Saved data entries:
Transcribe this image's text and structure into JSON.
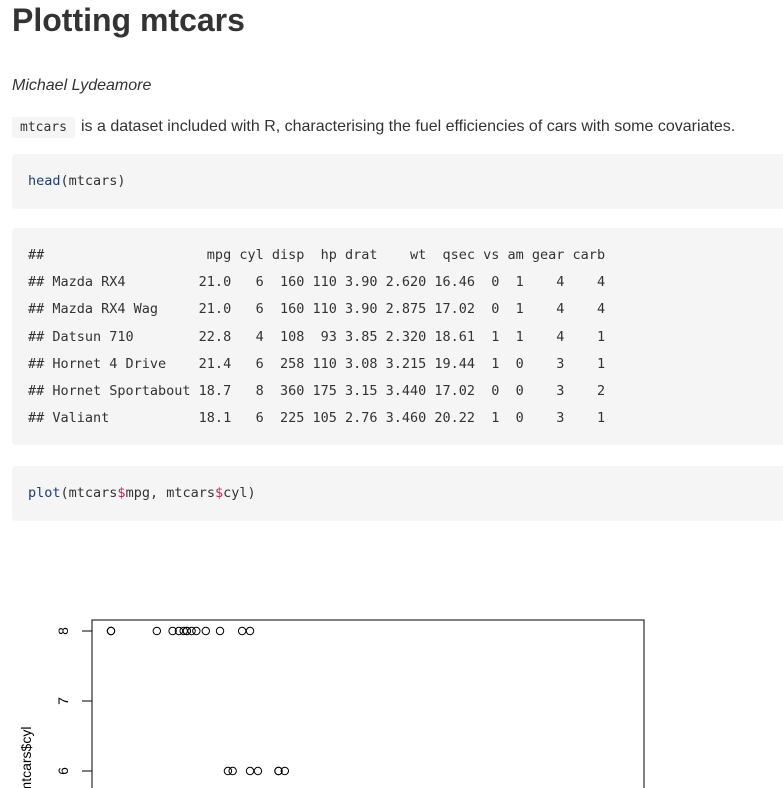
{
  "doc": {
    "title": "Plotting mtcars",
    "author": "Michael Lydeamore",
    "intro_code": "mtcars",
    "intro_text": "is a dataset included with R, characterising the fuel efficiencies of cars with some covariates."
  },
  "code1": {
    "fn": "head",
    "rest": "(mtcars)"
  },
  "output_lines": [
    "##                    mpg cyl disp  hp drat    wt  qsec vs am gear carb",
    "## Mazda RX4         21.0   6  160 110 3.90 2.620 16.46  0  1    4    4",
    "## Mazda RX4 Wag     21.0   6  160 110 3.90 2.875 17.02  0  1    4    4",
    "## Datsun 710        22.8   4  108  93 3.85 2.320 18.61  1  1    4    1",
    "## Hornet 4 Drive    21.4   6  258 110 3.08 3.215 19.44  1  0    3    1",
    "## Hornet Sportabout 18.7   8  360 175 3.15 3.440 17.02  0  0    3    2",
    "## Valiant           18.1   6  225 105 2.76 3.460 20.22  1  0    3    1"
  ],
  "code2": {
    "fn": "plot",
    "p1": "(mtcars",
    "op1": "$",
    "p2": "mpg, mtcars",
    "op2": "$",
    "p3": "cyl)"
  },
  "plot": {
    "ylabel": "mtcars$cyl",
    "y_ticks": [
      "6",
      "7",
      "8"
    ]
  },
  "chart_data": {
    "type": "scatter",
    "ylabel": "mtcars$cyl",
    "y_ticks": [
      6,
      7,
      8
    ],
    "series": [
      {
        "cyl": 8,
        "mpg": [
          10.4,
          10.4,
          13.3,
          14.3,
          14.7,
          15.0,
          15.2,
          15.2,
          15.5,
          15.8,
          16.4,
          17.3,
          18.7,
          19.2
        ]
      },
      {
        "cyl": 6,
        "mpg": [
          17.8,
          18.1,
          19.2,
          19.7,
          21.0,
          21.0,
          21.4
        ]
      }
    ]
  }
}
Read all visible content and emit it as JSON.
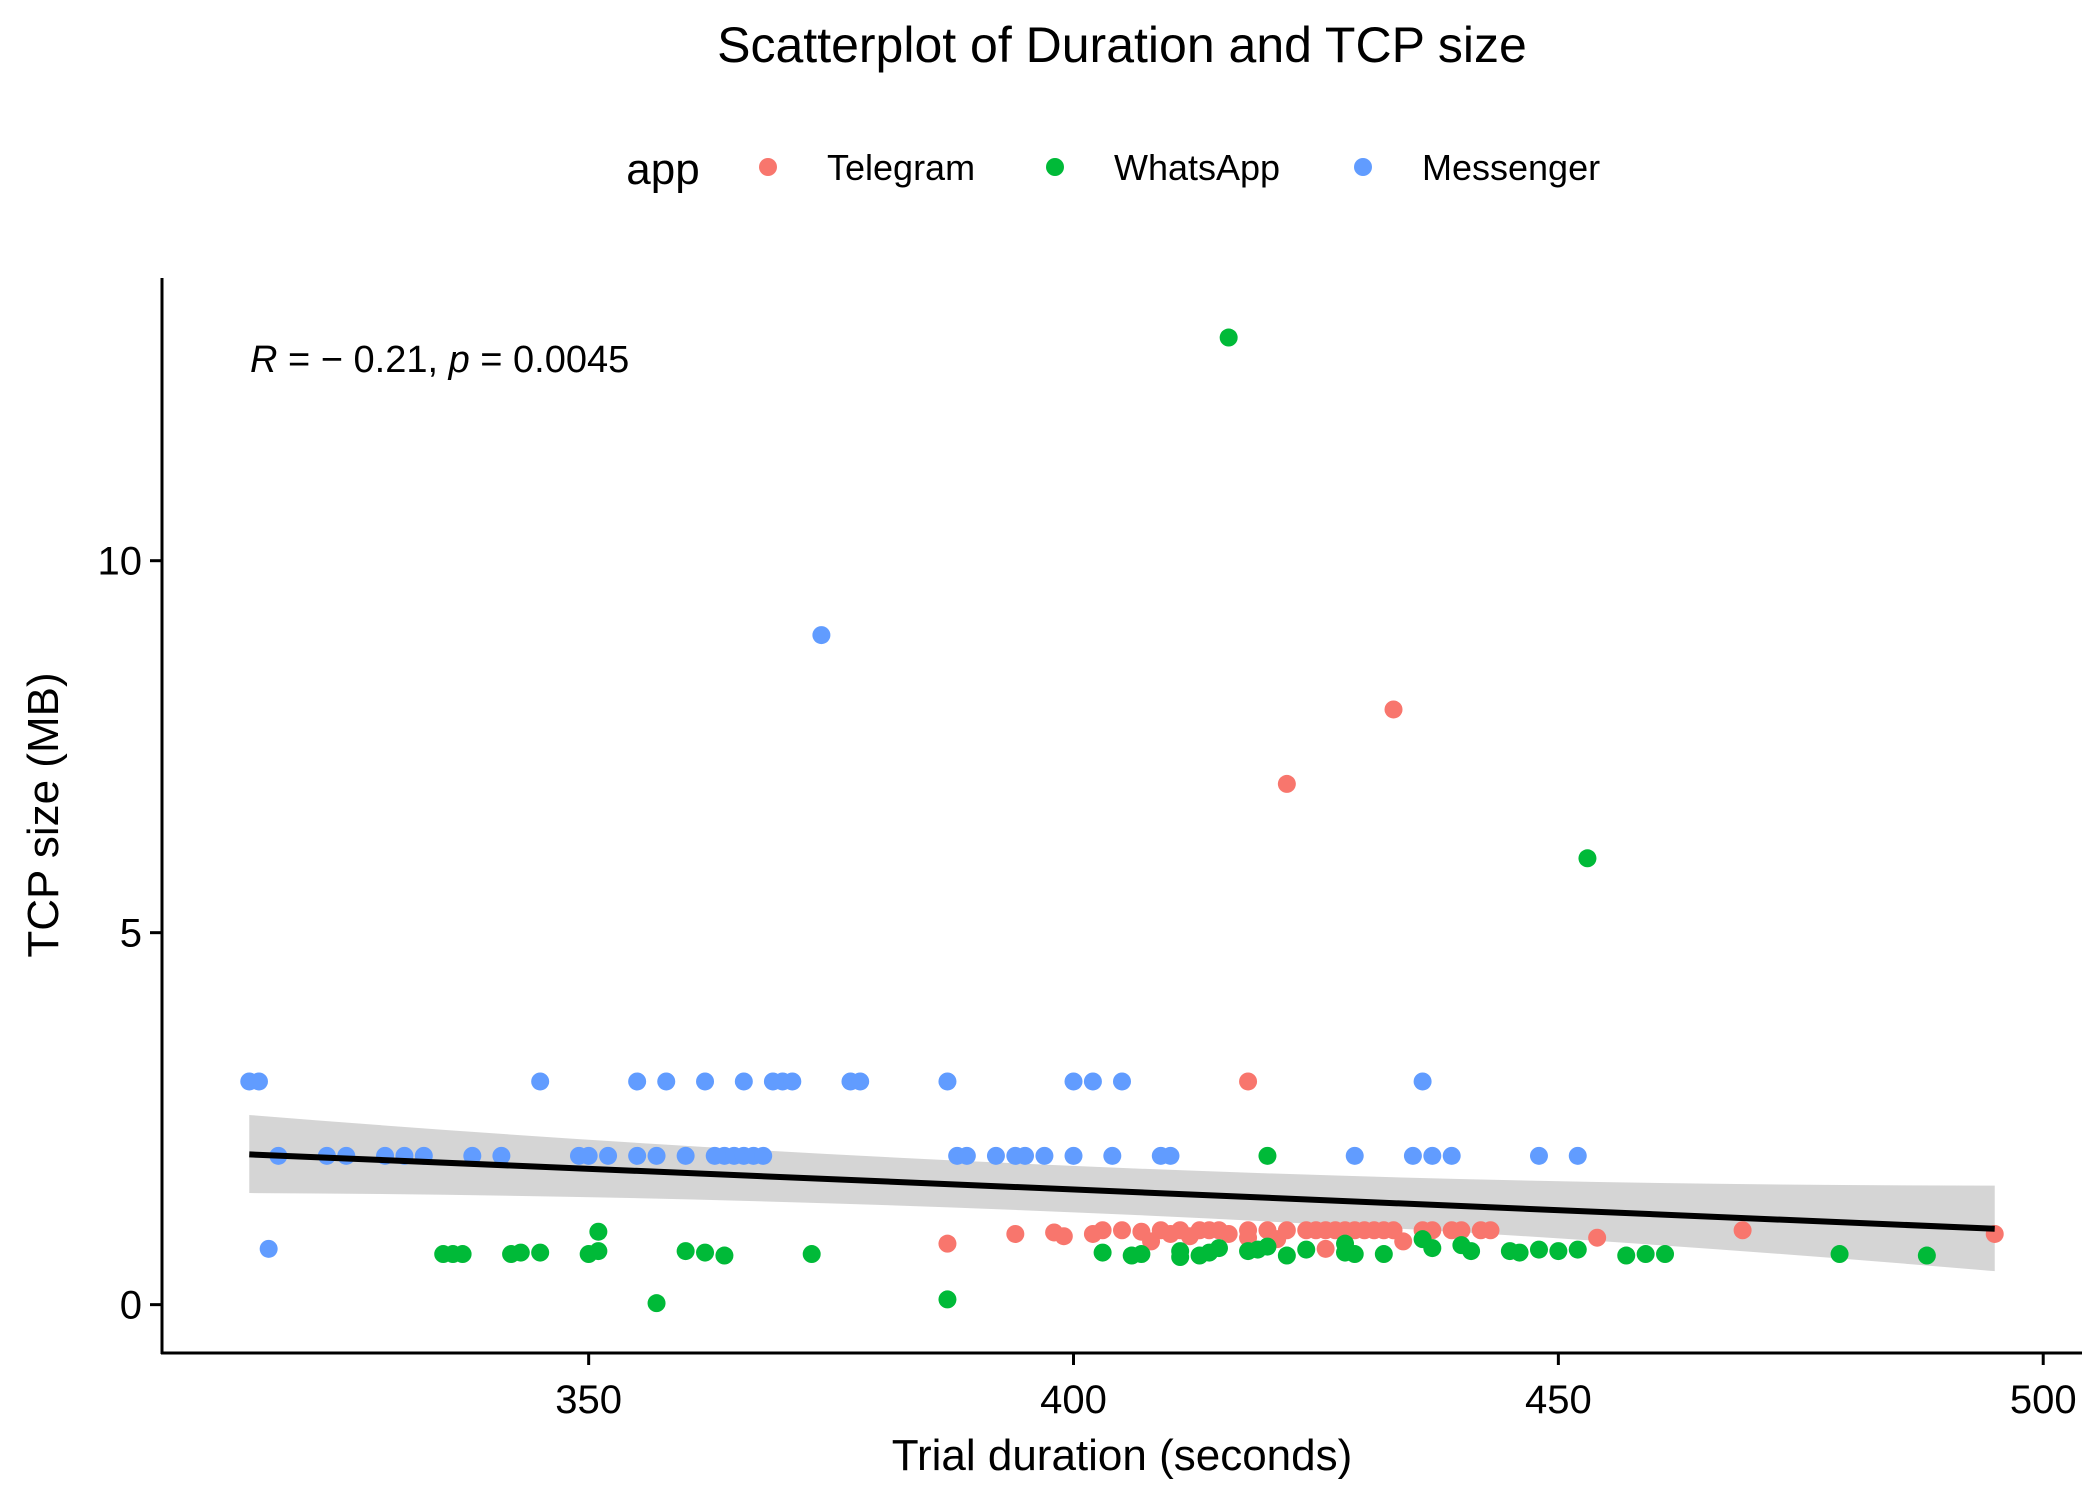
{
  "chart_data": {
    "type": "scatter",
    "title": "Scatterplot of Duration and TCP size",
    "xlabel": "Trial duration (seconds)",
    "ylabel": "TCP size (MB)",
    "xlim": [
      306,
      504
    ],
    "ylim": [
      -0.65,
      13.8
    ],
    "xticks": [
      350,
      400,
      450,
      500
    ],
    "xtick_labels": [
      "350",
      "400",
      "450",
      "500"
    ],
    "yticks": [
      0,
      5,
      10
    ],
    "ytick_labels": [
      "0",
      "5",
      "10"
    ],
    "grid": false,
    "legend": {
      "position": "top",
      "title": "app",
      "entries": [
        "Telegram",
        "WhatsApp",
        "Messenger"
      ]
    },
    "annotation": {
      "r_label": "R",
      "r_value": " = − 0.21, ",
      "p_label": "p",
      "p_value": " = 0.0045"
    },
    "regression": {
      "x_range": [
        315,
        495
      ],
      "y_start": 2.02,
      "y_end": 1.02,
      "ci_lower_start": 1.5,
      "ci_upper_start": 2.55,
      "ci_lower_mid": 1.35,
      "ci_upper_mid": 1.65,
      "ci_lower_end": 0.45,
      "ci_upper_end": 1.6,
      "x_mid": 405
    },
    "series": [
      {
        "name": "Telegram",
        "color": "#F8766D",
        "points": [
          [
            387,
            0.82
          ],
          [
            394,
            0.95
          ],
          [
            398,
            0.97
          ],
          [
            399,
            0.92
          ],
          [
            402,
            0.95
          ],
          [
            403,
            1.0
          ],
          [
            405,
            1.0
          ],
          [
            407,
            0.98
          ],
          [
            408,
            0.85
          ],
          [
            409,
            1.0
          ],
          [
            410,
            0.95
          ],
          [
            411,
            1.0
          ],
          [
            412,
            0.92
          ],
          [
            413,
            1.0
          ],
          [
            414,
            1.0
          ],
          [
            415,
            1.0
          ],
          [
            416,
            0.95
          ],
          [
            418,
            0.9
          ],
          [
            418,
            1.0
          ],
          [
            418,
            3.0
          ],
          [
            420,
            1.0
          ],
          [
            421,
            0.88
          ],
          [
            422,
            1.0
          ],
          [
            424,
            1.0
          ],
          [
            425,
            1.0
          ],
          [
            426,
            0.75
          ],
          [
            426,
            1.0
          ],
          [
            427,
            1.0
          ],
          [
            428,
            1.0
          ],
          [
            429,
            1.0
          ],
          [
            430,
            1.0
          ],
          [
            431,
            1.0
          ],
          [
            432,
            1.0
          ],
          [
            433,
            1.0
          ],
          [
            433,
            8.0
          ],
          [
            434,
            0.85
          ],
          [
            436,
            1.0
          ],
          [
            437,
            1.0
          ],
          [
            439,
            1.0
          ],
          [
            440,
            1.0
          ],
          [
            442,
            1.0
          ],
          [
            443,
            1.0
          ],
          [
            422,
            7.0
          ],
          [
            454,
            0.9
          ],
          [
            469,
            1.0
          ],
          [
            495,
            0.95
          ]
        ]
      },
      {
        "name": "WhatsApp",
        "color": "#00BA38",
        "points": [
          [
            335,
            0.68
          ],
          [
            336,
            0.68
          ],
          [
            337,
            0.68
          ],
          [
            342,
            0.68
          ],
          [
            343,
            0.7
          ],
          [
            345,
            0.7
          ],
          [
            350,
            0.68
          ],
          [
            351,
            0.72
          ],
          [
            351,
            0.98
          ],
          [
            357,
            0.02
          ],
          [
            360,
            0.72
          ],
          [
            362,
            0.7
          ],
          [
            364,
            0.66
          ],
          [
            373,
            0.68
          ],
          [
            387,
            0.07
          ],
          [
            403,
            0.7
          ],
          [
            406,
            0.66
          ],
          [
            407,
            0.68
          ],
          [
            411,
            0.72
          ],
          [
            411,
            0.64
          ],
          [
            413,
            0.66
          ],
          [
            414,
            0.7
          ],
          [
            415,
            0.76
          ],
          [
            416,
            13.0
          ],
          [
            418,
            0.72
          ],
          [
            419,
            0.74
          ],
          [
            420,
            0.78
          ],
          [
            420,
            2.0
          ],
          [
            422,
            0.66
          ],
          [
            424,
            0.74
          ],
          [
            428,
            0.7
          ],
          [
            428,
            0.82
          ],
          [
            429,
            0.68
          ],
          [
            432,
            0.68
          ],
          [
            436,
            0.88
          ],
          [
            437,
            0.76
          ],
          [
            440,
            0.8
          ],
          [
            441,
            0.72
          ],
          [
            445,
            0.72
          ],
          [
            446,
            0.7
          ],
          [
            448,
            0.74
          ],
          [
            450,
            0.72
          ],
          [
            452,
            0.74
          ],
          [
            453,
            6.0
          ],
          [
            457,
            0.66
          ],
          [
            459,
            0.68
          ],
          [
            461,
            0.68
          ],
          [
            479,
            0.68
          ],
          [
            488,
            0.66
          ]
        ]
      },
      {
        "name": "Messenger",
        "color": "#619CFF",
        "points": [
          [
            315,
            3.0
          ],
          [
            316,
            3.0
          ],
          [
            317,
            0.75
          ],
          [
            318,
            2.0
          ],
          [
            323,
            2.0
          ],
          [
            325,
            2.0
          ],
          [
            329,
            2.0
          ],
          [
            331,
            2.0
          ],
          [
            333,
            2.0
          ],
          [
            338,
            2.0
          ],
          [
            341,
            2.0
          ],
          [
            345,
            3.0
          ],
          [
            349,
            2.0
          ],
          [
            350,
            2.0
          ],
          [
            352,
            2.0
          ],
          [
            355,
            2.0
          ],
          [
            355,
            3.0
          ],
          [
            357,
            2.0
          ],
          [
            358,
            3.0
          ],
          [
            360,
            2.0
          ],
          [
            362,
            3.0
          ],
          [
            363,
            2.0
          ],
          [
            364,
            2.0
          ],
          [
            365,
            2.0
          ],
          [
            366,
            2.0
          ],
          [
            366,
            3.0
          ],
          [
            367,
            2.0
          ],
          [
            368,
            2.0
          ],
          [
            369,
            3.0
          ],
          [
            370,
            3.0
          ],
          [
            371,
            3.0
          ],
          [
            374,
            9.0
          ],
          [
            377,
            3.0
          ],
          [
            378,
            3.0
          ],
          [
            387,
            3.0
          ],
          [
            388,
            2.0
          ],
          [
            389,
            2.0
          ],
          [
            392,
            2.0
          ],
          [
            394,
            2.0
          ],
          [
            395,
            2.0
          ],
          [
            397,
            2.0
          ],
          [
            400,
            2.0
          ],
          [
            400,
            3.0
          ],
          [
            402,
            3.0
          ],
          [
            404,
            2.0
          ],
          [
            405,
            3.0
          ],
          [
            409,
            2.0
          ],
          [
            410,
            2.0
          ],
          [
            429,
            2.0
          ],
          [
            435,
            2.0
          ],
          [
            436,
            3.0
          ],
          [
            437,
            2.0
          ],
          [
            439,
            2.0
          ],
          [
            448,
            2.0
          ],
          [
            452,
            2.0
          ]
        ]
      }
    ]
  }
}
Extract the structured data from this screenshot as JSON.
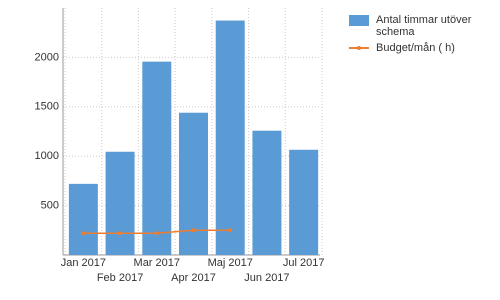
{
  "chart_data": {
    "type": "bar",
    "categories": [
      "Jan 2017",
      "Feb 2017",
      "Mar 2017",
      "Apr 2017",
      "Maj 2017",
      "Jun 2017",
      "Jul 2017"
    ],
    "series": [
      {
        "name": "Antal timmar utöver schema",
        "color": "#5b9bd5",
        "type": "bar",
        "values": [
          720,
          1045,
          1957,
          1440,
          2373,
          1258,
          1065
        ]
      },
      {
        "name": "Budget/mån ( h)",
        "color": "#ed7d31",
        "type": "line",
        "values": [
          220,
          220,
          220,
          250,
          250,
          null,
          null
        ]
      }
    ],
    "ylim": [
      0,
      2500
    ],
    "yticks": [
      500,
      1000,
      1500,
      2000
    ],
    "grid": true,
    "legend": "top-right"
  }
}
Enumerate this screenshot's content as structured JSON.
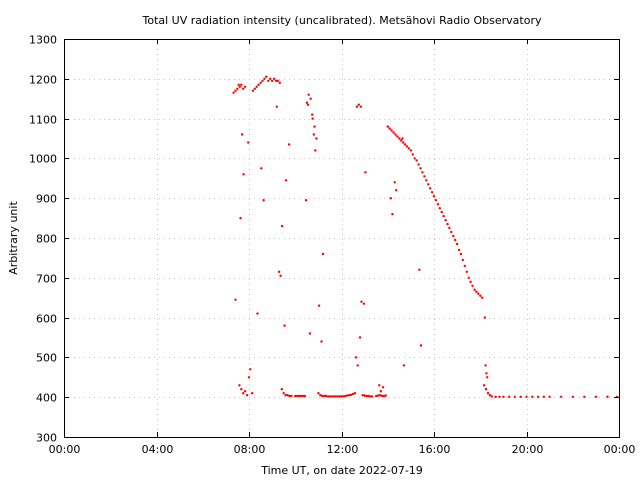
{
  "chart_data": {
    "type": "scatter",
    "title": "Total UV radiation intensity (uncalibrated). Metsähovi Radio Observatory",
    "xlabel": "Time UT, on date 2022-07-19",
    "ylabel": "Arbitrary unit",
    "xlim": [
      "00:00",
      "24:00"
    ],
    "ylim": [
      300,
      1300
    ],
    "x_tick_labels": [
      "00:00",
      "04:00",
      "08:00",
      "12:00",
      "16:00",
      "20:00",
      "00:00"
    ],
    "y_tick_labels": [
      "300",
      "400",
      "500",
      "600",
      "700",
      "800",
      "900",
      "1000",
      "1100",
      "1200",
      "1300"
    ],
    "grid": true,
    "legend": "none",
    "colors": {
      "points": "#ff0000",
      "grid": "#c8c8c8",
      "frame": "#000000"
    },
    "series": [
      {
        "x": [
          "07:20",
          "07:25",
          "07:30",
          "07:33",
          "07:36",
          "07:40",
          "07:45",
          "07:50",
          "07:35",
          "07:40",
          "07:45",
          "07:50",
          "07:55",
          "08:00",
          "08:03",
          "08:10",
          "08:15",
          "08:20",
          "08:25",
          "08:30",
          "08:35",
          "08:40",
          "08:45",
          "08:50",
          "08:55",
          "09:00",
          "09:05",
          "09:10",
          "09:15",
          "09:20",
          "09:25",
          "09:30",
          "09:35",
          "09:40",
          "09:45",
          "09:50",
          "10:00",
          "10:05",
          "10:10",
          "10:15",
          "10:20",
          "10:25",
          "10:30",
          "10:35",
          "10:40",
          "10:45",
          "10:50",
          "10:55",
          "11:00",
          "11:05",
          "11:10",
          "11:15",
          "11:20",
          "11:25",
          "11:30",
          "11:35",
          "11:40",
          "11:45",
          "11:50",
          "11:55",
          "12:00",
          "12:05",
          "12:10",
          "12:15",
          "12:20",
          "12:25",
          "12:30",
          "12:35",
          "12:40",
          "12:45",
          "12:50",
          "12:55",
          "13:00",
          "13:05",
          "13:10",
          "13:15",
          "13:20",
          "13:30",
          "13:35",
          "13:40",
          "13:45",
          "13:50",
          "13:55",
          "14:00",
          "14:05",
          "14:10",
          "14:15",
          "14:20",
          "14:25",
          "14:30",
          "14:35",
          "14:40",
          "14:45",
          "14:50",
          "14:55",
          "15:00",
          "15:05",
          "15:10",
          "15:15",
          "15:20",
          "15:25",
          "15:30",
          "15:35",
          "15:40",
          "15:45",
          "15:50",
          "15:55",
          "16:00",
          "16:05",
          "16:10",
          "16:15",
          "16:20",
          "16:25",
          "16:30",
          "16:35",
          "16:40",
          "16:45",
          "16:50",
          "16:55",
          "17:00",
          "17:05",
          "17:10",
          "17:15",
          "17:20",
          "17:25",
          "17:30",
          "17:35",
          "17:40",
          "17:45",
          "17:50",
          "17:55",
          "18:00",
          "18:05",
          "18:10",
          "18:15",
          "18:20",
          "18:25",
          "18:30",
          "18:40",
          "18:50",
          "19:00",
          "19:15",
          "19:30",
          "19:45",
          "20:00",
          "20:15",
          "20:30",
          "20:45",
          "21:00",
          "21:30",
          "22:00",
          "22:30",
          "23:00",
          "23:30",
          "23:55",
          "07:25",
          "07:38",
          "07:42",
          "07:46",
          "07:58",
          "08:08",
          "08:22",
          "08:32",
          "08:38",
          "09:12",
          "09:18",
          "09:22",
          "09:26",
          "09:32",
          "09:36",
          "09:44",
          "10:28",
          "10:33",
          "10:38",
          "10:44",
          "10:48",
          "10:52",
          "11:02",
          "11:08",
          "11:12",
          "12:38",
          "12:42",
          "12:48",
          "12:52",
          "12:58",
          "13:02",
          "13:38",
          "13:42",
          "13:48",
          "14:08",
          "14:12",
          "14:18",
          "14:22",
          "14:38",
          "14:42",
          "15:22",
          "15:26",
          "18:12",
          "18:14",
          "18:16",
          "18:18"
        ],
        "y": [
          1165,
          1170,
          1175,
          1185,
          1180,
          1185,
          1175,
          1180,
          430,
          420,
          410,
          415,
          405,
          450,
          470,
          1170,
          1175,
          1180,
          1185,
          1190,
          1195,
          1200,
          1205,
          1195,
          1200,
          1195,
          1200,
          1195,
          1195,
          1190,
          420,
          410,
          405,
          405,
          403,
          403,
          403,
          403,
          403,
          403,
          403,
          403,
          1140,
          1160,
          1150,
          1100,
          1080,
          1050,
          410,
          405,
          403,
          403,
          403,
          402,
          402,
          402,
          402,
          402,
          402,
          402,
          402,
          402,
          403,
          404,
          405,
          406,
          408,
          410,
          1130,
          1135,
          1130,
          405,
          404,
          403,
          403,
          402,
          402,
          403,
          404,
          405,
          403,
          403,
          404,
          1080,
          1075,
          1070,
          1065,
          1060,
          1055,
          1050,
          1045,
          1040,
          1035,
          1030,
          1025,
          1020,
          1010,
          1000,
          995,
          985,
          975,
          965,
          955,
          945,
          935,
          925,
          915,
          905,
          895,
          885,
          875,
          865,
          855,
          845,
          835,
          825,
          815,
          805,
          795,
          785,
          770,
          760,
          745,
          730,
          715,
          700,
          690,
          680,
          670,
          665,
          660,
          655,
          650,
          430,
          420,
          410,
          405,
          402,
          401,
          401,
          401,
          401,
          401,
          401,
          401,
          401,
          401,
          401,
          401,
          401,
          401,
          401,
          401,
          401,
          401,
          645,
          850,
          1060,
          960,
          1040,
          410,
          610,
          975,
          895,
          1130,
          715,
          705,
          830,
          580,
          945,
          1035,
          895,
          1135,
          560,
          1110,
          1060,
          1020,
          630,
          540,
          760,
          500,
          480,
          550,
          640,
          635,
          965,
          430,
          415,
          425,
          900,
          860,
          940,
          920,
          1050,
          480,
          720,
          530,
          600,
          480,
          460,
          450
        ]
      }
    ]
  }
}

> [Exercise directions]:
Only a number is expected here: the count of lines in the listing that hold the string "Mazda".

> [Exercise output]:
2